— START OF Excerpt provided —

Re: Flink Checkpoint runs slow for low load stream

vinay patil Mon, 26 Sep 2016 10:40:05 -0700

I am not sure about that, I will run the pipeline on cluster and share the
details
Since window is a stateful operator , it will store only the key part in
the state backend and not the value , right ?


Regards,
Vinay Patil

On Mon, Sep 26, 2016 at 12:13 PM, Stephan Ewen [via Apache Flink User
Mailing List archive.] <ml-node+s2336050n9181...@n4.nabble.com> wrote:

> @vinay - Is it in your case large state that causes slower checkpoints?
>
> On Mon, Sep 26, 2016 at 6:17 PM, vinay patil <[hidden email]
> <http:///user/SendEmail.jtp?type=node&node=9181&i=0>> wrote:
>
>> Hi,
>>
>> I am also facing this issue, in my case the data is flowing continuously
>> from the Kafka source, when I increase the checkpoint interval to 60000,
>> the data gets written to S3 sink.

— END OF Excerpt provided —
— START OF Provided records —

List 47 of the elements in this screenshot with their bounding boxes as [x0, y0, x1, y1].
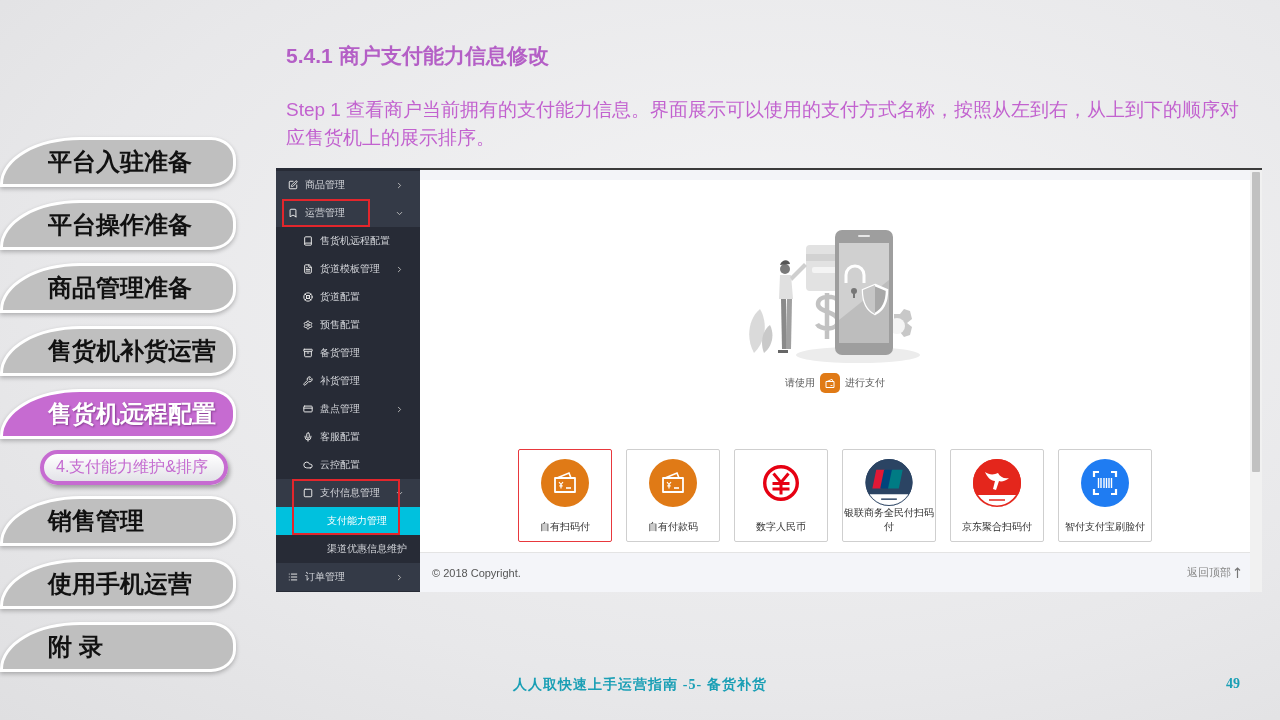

— END OF Provided records —
— START OF Provided records —

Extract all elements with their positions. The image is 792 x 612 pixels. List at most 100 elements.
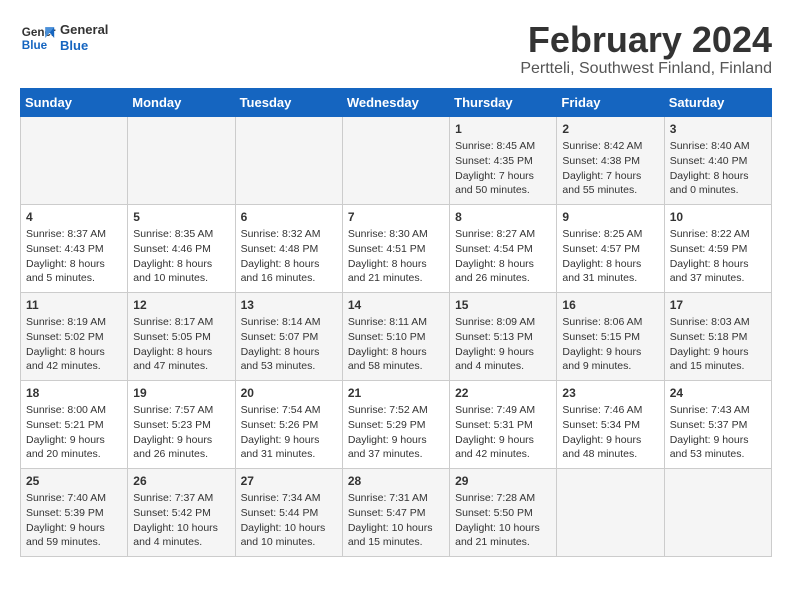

— END OF Provided records —

▶ [What you will do] Return the part of the Flink checkpoint thread from "Re: Flink Checkpoint" up to and including "value , right ?", copied word for word. The items have nothing to do with the Flink checkpoint thread.

▶ [Finished answer]
Re: Flink Checkpoint runs slow for low load stream

vinay patil Mon, 26 Sep 2016 10:40:05 -0700

I am not sure about that, I will run the pipeline on cluster and share the
details
Since window is a stateful operator , it will store only the key part in
the state backend and not the value , right ?